### TASK OBJECTIVE:
Report, word for word, every line of the material that contains "heading".

### DATASET RECORDS:
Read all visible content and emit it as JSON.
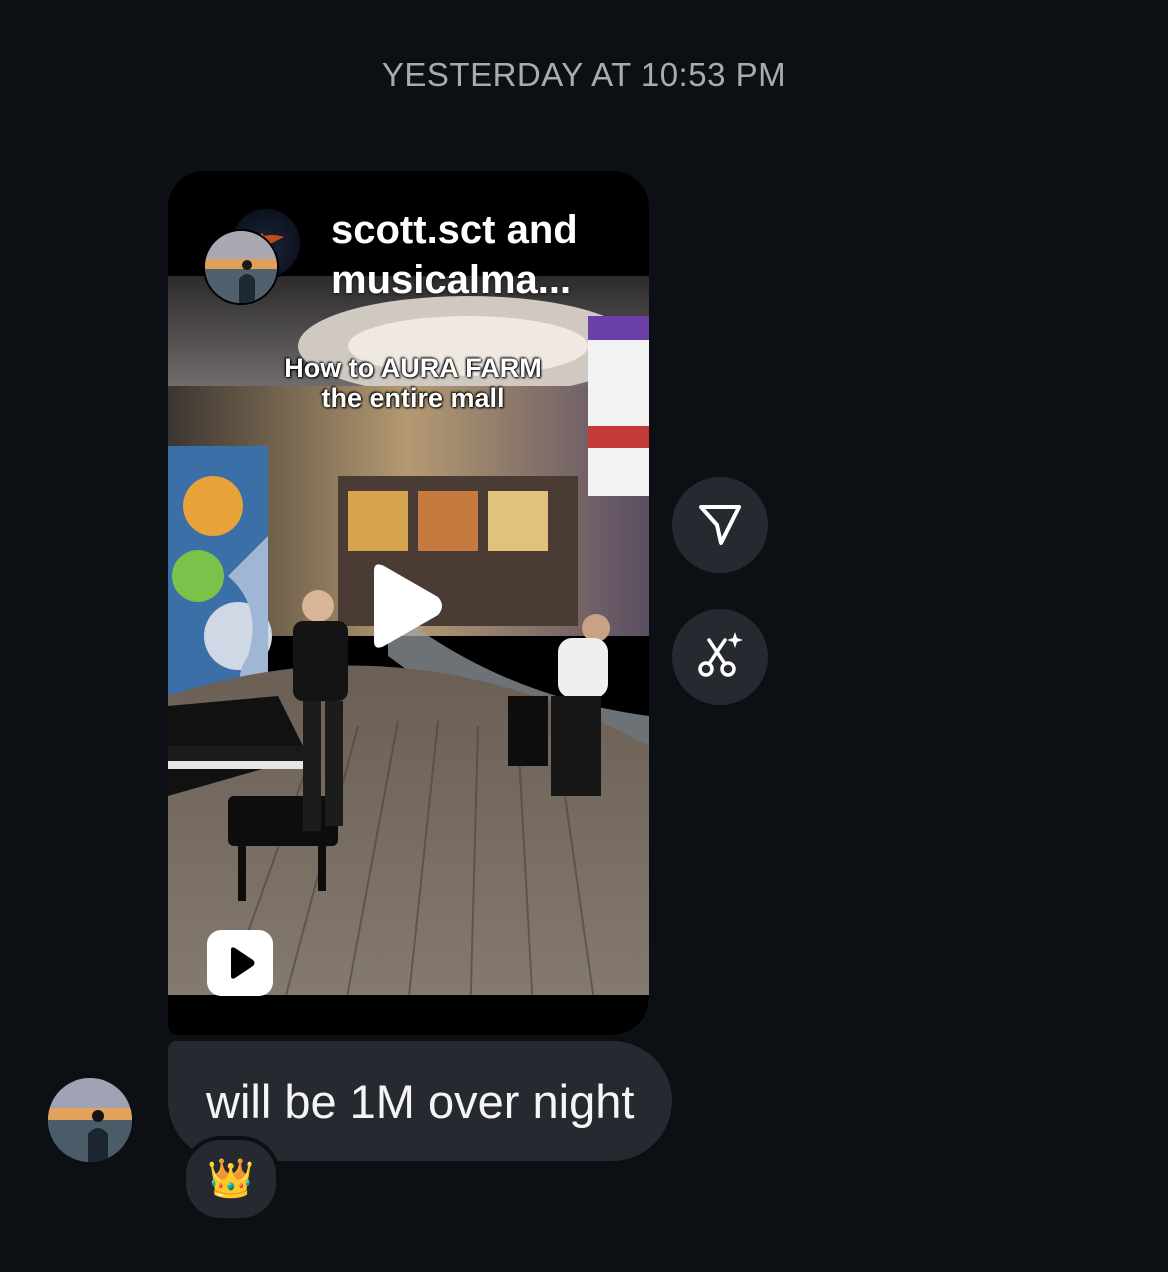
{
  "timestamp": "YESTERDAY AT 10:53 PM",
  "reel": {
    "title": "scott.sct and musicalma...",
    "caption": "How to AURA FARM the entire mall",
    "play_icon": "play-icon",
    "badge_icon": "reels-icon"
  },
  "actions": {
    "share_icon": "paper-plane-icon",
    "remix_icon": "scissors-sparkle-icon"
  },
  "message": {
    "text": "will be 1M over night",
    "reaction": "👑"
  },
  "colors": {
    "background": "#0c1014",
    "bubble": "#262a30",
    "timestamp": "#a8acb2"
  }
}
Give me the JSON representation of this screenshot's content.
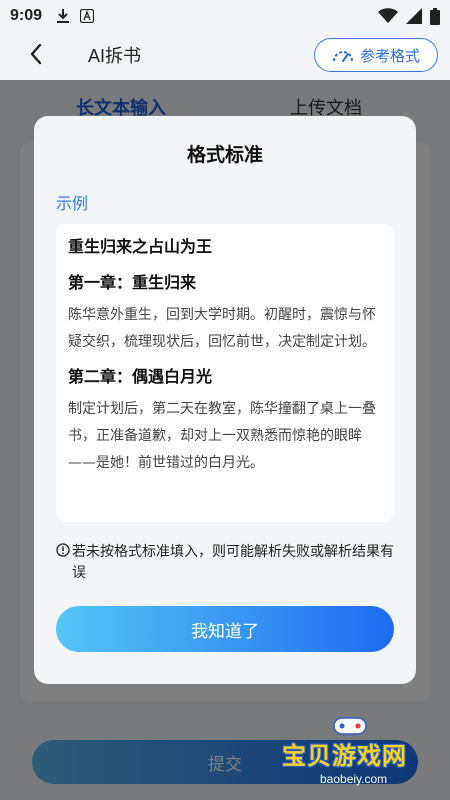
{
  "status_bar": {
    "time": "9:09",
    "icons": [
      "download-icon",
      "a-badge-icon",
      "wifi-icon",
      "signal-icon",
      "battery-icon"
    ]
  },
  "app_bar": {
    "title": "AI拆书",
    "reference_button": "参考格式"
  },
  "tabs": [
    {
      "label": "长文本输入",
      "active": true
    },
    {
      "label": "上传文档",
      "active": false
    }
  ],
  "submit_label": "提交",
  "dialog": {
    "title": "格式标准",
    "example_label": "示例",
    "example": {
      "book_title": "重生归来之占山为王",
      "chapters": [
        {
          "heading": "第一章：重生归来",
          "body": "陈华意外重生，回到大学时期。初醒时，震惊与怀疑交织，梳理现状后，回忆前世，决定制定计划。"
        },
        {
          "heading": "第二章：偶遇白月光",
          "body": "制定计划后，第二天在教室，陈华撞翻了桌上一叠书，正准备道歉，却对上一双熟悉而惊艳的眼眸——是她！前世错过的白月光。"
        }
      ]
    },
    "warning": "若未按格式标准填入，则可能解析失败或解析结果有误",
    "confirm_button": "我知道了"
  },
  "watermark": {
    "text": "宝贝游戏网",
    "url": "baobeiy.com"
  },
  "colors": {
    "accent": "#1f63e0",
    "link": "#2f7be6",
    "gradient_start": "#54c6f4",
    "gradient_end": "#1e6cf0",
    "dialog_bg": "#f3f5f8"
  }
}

...

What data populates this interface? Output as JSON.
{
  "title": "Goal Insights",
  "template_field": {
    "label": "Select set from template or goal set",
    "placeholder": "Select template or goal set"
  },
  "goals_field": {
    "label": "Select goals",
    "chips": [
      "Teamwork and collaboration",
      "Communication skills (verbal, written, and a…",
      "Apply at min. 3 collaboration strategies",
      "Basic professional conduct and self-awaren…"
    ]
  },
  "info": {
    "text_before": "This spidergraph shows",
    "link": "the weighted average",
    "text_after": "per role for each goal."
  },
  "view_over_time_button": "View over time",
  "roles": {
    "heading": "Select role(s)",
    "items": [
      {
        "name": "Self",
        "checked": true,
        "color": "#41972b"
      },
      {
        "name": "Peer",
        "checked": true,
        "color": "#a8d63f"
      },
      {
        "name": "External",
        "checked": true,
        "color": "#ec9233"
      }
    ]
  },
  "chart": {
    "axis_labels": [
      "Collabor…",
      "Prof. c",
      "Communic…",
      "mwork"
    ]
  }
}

### OUTPUT BELOW:
          "heading": "第一章：重生归来",
          "heading": "第二章：偶遇白月光",
    "heading": "Select role(s)",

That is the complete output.